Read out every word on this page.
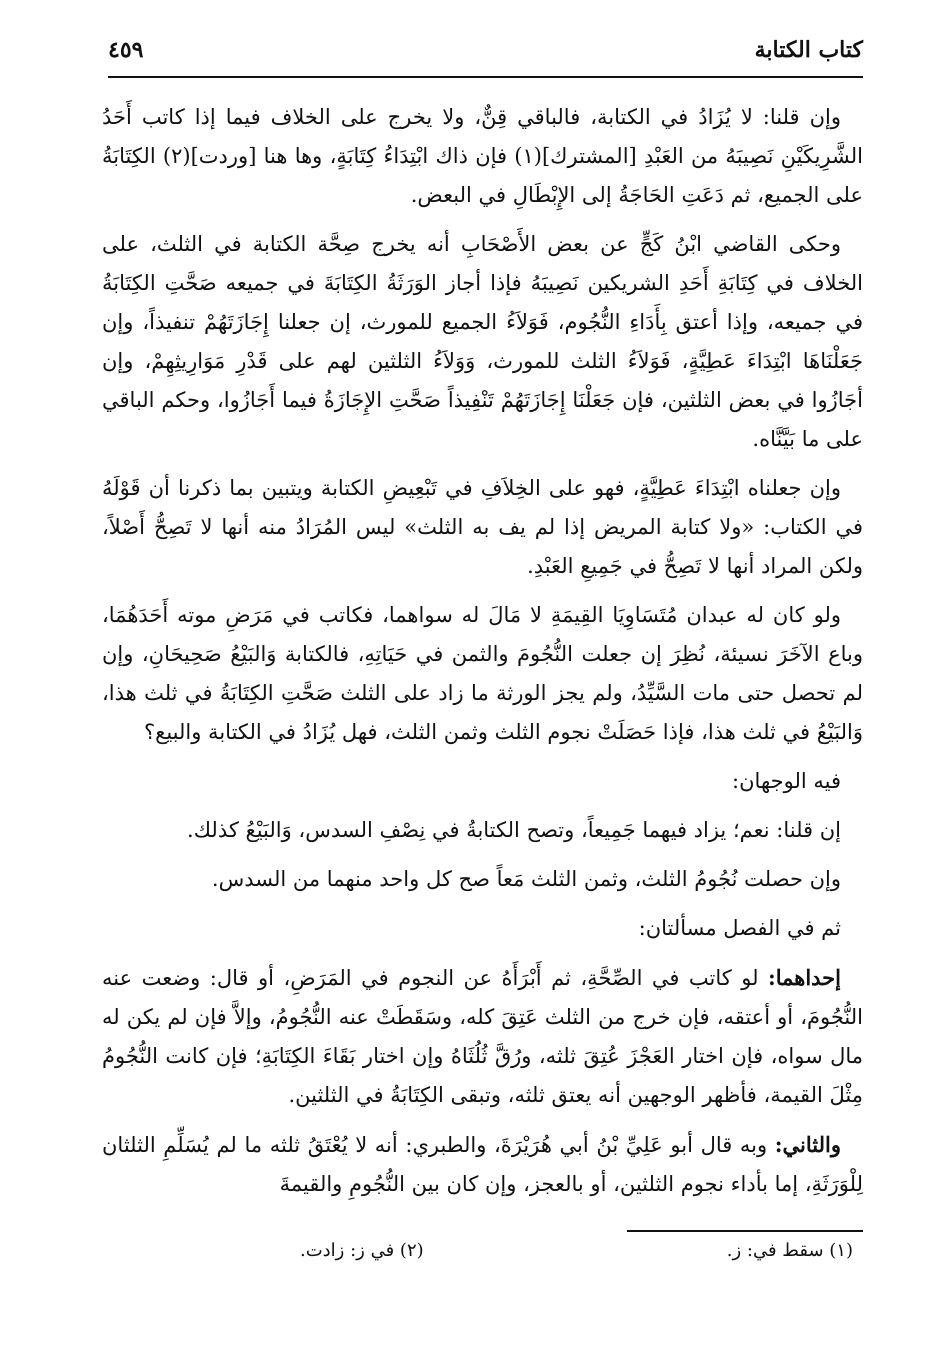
كتاب الكتابة
٤٥٩

وإن قلنا: لا يُزَادُ في الكتابة، فالباقي قِنٌّ، ولا يخرج على الخلاف فيما إذا كاتب أَحَدُ الشَّرِيكَيْنِ نَصِيبَهُ من العَبْدِ [المشترك](١) فإن ذاك ابْتِدَاءُ كِتَابَةٍ، وها هنا [وردت](٢) الكِتَابَةُ على الجميع، ثم دَعَتِ الحَاجَةُ إلى الإِبْطَالِ في البعض.

وحكى القاضي ابْنُ كَجٍّ عن بعض الأَصْحَابِ أنه يخرج صِحَّة الكتابة في الثلث، على الخلاف في كِتَابَةِ أَحَدِ الشريكين نَصِيبَهُ فإذا أجاز الوَرَثَةُ الكِتَابَةَ في جميعه صَحَّتِ الكِتَابَةُ في جميعه، وإذا أعتق بِأَدَاءِ النُّجُوم، فَوَلاَءُ الجميع للمورث، إن جعلنا إِجَازَتَهُمْ تنفيذاً، وإن جَعَلْنَاهَا ابْتِدَاءَ عَطِيَّةٍ، فَوَلاَءُ الثلث للمورث، وَوَلاَءُ الثلثين لهم على قَدْرِ مَوَارِيثِهِمْ، وإن أجَازُوا في بعض الثلثين، فإن جَعَلْنَا إِجَازَتَهُمْ تَنْفِيذاً صَحَّتِ الإِجَازَةُ فيما أَجَازُوا، وحكم الباقي على ما بَيَّنَّاه.

وإن جعلناه ابْتِدَاءَ عَطِيَّةٍ، فهو على الخِلاَفِ في تَبْعِيضِ الكتابة ويتبين بما ذكرنا أن قَوْلَهُ في الكتاب: «ولا كتابة المريض إذا لم يف به الثلث» ليس المُرَادُ منه أنها لا تَصِحُّ أَصْلاً، ولكن المراد أنها لا تَصِحُّ في جَمِيعِ العَبْدِ.

ولو كان له عبدان مُتَسَاوِيَا القِيمَةِ لا مَالَ له سواهما، فكاتب في مَرَضِ موته أَحَدَهُمَا، وباع الآخَرَ نسيئة، نُظِرَ إن جعلت النُّجُومَ والثمن في حَيَاتِهِ، فالكتابة وَالبَيْعُ صَحِيحَانِ، وإن لم تحصل حتى مات السَّيِّدُ، ولم يجز الورثة ما زاد على الثلث صَحَّتِ الكِتَابَةُ في ثلث هذا، وَالبَيْعُ في ثلث هذا، فإذا حَصَلَتْ نجوم الثلث وثمن الثلث، فهل يُزَادُ في الكتابة والبيع؟

فيه الوجهان:

إن قلنا: نعم؛ يزاد فيهما جَمِيعاً، وتصح الكتابةُ في نِصْفِ السدس، وَالبَيْعُ كذلك.

وإن حصلت نُجُومُ الثلث، وثمن الثلث مَعاً صح كل واحد منهما من السدس.

ثم في الفصل مسألتان:

إحداهما: لو كاتب في الصِّحَّةِ، ثم أَبْرَأَهُ عن النجوم في المَرَضِ، أو قال: وضعت عنه النُّجُومَ، أو أعتقه، فإن خرج من الثلث عَتِقَ كله، وسَقَطَتْ عنه النُّجُومُ، وإلاَّ فإن لم يكن له مال سواه، فإن اختار العَجْزَ عُتِقَ ثلثه، ورُقَّ ثُلُثَاهُ وإن اختار بَقَاءَ الكِتَابَةِ؛ فإن كانت النُّجُومُ مِثْلَ القيمة، فأظهر الوجهين أنه يعتق ثلثه، وتبقى الكِتَابَةُ في الثلثين.

والثاني: وبه قال أبو عَلِيِّ بْنُ أبي هُرَيْرَةَ، والطبري: أنه لا يُعْتَقُ ثلثه ما لم يُسَلِّمِ الثلثان لِلْوَرَثَةِ، إما بأداء نجوم الثلثين، أو بالعجز، وإن كان بين النُّجُومِ والقيمةَ

(١) سقط في: ز.
(٢) في ز: زادت.
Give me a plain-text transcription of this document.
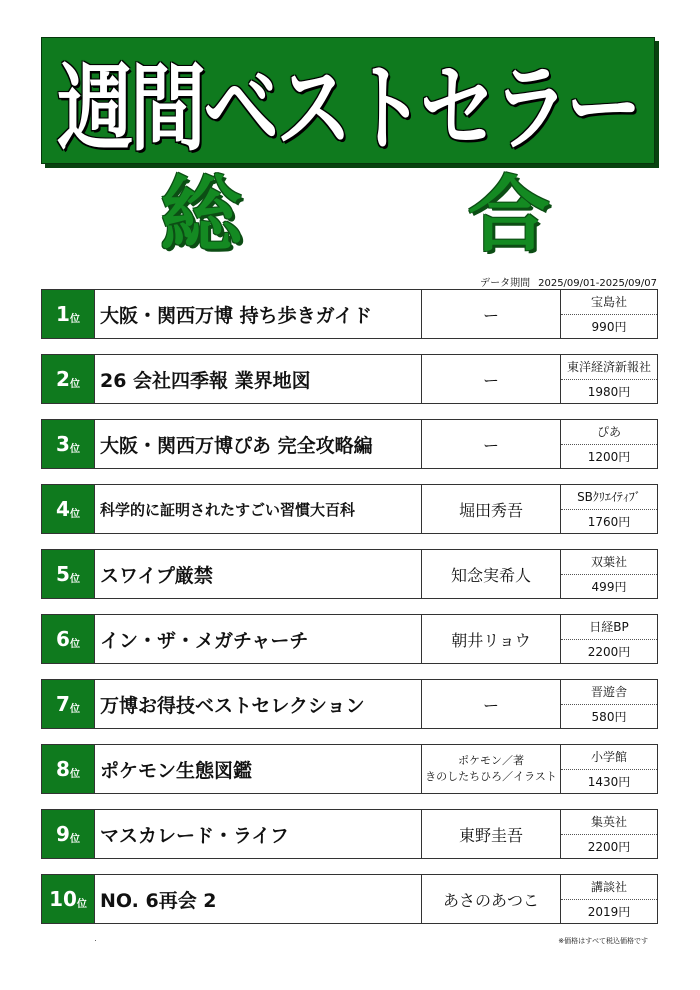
週間ベストセラー
総	合
データ期間 2025/09/01-2025/09/07
1 位	大阪・関西万博 持ち歩きガイド	ー
宝島社
990円
2 位	26 会社四季報 業界地図	ー
東洋経済新報社
1980円
3 位	大阪・関西万博ぴあ 完全攻略編	ー
ぴあ
1200円
4 位	科学的に証明されたすごい習慣大百科	堀田秀吾
SBｸﾘｴｲﾃｨﾌﾞ
1760円
5 位	スワイプ厳禁	知念実希人
双葉社
499円
6 位	イン・ザ・メガチャーチ	朝井リョウ
日経BP
2200円
7 位	万博お得技ベストセレクション	ー
晋遊舎
580円
8 位	ポケモン生態図鑑	ポケモン／著
きのしたちひろ／イラスト
小学館
1430円
9 位	マスカレード・ライフ	東野圭吾
集英社
2200円
10 位 NO. 6再会 2	あさのあつこ
講談社
2019円
※価格はすべて税込価格です
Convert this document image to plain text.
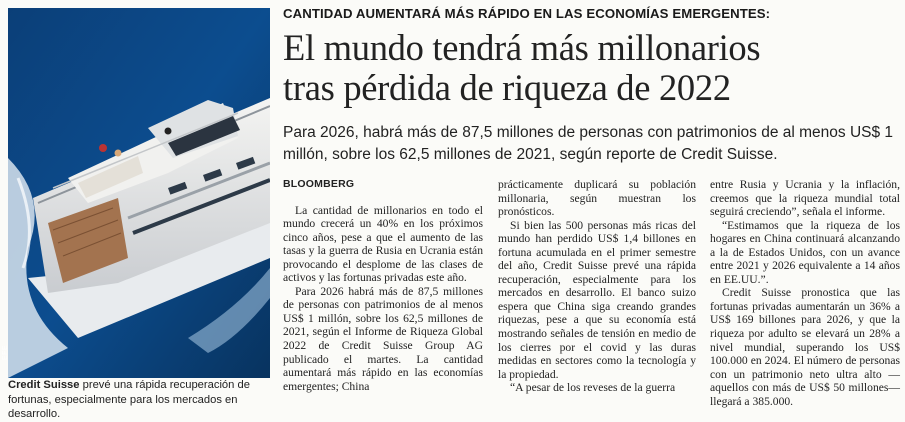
EFE
Credit Suisse prevé una rápida recuperación de fortunas, especialmente para los mercados en desarrollo.
CANTIDAD AUMENTARÁ MÁS RÁPIDO EN LAS ECONOMÍAS EMERGENTES:
El mundo tendrá más millonarios
tras pérdida de riqueza de 2022

Para 2026, habrá más de 87,5 millones de personas con patrimonios de al menos US$ 1 millón, sobre los 62,5 millones de 2021, según reporte de Credit Suisse.

BLOOMBERG

La cantidad de millonarios en todo el mundo crecerá un 40% en los próximos cinco años, pese a que el aumento de las tasas y la guerra de Rusia en Ucrania están provocando el desplome de las clases de activos y las fortunas privadas este año.

Para 2026 habrá más de 87,5 millones de personas con patrimonios de al menos US$ 1 millón, sobre los 62,5 millones de 2021, según el Informe de Riqueza Global 2022 de Credit Suisse Group AG publicado el martes. La cantidad aumentará más rápido en las economías emergentes; China

prácticamente duplicará su población millonaria, según muestran los pronósticos.

Si bien las 500 personas más ricas del mundo han perdido US$ 1,4 billones en fortuna acumulada en el primer semestre del año, Credit Suisse prevé una rápida recuperación, especialmente para los mercados en desarrollo. El banco suizo espera que China siga creando grandes riquezas, pese a que su economía está mostrando señales de tensión en medio de los cierres por el covid y las duras medidas en sectores como la tecnología y la propiedad.

“A pesar de los reveses de la guerra

entre Rusia y Ucrania y la inflación, creemos que la riqueza mundial total seguirá creciendo”, señala el informe.

“Estimamos que la riqueza de los hogares en China continuará alcanzando a la de Estados Unidos, con un avance entre 2021 y 2026 equivalente a 14 años en EE.UU.”.

Credit Suisse pronostica que las fortunas privadas aumentarán un 36% a US$ 169 billones para 2026, y que la riqueza por adulto se elevará un 28% a nivel mundial, superando los US$ 100.000 en 2024. El número de personas con un patrimonio neto ultra alto —aquellos con más de US$ 50 millones— llegará a 385.000.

=== INSTRUCTION ===
Reproduce the records above exactly, leaving out every picture they contain.

=== SOLUTION TO THIS EXERCISE ===
Read out every word on this page.
كتاب الكتابة
٤٥٩

وإن قلنا: لا يُزَادُ في الكتابة، فالباقي قِنٌّ، ولا يخرج على الخلاف فيما إذا كاتب أَحَدُ الشَّرِيكَيْنِ نَصِيبَهُ من العَبْدِ [المشترك](١) فإن ذاك ابْتِدَاءُ كِتَابَةٍ، وها هنا [وردت](٢) الكِتَابَةُ على الجميع، ثم دَعَتِ الحَاجَةُ إلى الإِبْطَالِ في البعض.

وحكى القاضي ابْنُ كَجٍّ عن بعض الأَصْحَابِ أنه يخرج صِحَّة الكتابة في الثلث، على الخلاف في كِتَابَةِ أَحَدِ الشريكين نَصِيبَهُ فإذا أجاز الوَرَثَةُ الكِتَابَةَ في جميعه صَحَّتِ الكِتَابَةُ في جميعه، وإذا أعتق بِأَدَاءِ النُّجُوم، فَوَلاَءُ الجميع للمورث، إن جعلنا إِجَازَتَهُمْ تنفيذاً، وإن جَعَلْنَاهَا ابْتِدَاءَ عَطِيَّةٍ، فَوَلاَءُ الثلث للمورث، وَوَلاَءُ الثلثين لهم على قَدْرِ مَوَارِيثِهِمْ، وإن أجَازُوا في بعض الثلثين، فإن جَعَلْنَا إِجَازَتَهُمْ تَنْفِيذاً صَحَّتِ الإِجَازَةُ فيما أَجَازُوا، وحكم الباقي على ما بَيَّنَّاه.

وإن جعلناه ابْتِدَاءَ عَطِيَّةٍ، فهو على الخِلاَفِ في تَبْعِيضِ الكتابة ويتبين بما ذكرنا أن قَوْلَهُ في الكتاب: «ولا كتابة المريض إذا لم يف به الثلث» ليس المُرَادُ منه أنها لا تَصِحُّ أَصْلاً، ولكن المراد أنها لا تَصِحُّ في جَمِيعِ العَبْدِ.

ولو كان له عبدان مُتَسَاوِيَا القِيمَةِ لا مَالَ له سواهما، فكاتب في مَرَضِ موته أَحَدَهُمَا، وباع الآخَرَ نسيئة، نُظِرَ إن جعلت النُّجُومَ والثمن في حَيَاتِهِ، فالكتابة وَالبَيْعُ صَحِيحَانِ، وإن لم تحصل حتى مات السَّيِّدُ، ولم يجز الورثة ما زاد على الثلث صَحَّتِ الكِتَابَةُ في ثلث هذا، وَالبَيْعُ في ثلث هذا، فإذا حَصَلَتْ نجوم الثلث وثمن الثلث، فهل يُزَادُ في الكتابة والبيع؟

فيه الوجهان:

إن قلنا: نعم؛ يزاد فيهما جَمِيعاً، وتصح الكتابةُ في نِصْفِ السدس، وَالبَيْعُ كذلك.

وإن حصلت نُجُومُ الثلث، وثمن الثلث مَعاً صح كل واحد منهما من السدس.

ثم في الفصل مسألتان:

إحداهما: لو كاتب في الصِّحَّةِ، ثم أَبْرَأَهُ عن النجوم في المَرَضِ، أو قال: وضعت عنه النُّجُومَ، أو أعتقه، فإن خرج من الثلث عَتِقَ كله، وسَقَطَتْ عنه النُّجُومُ، وإلاَّ فإن لم يكن له مال سواه، فإن اختار العَجْزَ عُتِقَ ثلثه، ورُقَّ ثُلُثَاهُ وإن اختار بَقَاءَ الكِتَابَةِ؛ فإن كانت النُّجُومُ مِثْلَ القيمة، فأظهر الوجهين أنه يعتق ثلثه، وتبقى الكِتَابَةُ في الثلثين.

والثاني: وبه قال أبو عَلِيِّ بْنُ أبي هُرَيْرَةَ، والطبري: أنه لا يُعْتَقُ ثلثه ما لم يُسَلِّمِ الثلثان لِلْوَرَثَةِ، إما بأداء نجوم الثلثين، أو بالعجز، وإن كان بين النُّجُومِ والقيمةَ

(١) سقط في: ز.
(٢) في ز: زادت.
Give me a plain-text transcription of this document.
週間ベストセラー
総	合
データ期間 2025/09/01-2025/09/07
1 位	大阪・関西万博 持ち歩きガイド	ー
宝島社
990円
2 位	26 会社四季報 業界地図	ー
東洋経済新報社
1980円
3 位	大阪・関西万博ぴあ 完全攻略編	ー
ぴあ
1200円
4 位	科学的に証明されたすごい習慣大百科	堀田秀吾
SBｸﾘｴｲﾃｨﾌﾞ
1760円
5 位	スワイプ厳禁	知念実希人
双葉社
499円
6 位	イン・ザ・メガチャーチ	朝井リョウ
日経BP
2200円
7 位	万博お得技ベストセレクション	ー
晋遊舎
580円
8 位	ポケモン生態図鑑	ポケモン／著
きのしたちひろ／イラスト
小学館
1430円
9 位	マスカレード・ライフ	東野圭吾
集英社
2200円
10 位 NO. 6再会 2	あさのあつこ
講談社
2019円
※価格はすべて税込価格です
Convert this document image to plain text.
EFE
Credit Suisse prevé una rápida recuperación de fortunas, especialmente para los mercados en desarrollo.
CANTIDAD AUMENTARÁ MÁS RÁPIDO EN LAS ECONOMÍAS EMERGENTES:
El mundo tendrá más millonarios
tras pérdida de riqueza de 2022

Para 2026, habrá más de 87,5 millones de personas con patrimonios de al menos US$ 1 millón, sobre los 62,5 millones de 2021, según reporte de Credit Suisse.

BLOOMBERG

La cantidad de millonarios en todo el mundo crecerá un 40% en los próximos cinco años, pese a que el aumento de las tasas y la guerra de Rusia en Ucrania están provocando el desplome de las clases de activos y las fortunas privadas este año.

Para 2026 habrá más de 87,5 millones de personas con patrimonios de al menos US$ 1 millón, sobre los 62,5 millones de 2021, según el Informe de Riqueza Global 2022 de Credit Suisse Group AG publicado el martes. La cantidad aumentará más rápido en las economías emergentes; China

prácticamente duplicará su población millonaria, según muestran los pronósticos.

Si bien las 500 personas más ricas del mundo han perdido US$ 1,4 billones en fortuna acumulada en el primer semestre del año, Credit Suisse prevé una rápida recuperación, especialmente para los mercados en desarrollo. El banco suizo espera que China siga creando grandes riquezas, pese a que su economía está mostrando señales de tensión en medio de los cierres por el covid y las duras medidas en sectores como la tecnología y la propiedad.

“A pesar de los reveses de la guerra

entre Rusia y Ucrania y la inflación, creemos que la riqueza mundial total seguirá creciendo”, señala el informe.

“Estimamos que la riqueza de los hogares en China continuará alcanzando a la de Estados Unidos, con un avance entre 2021 y 2026 equivalente a 14 años en EE.UU.”.

Credit Suisse pronostica que las fortunas privadas aumentarán un 36% a US$ 169 billones para 2026, y que la riqueza por adulto se elevará un 28% a nivel mundial, superando los US$ 100.000 en 2024. El número de personas con un patrimonio neto ultra alto —aquellos con más de US$ 50 millones— llegará a 385.000.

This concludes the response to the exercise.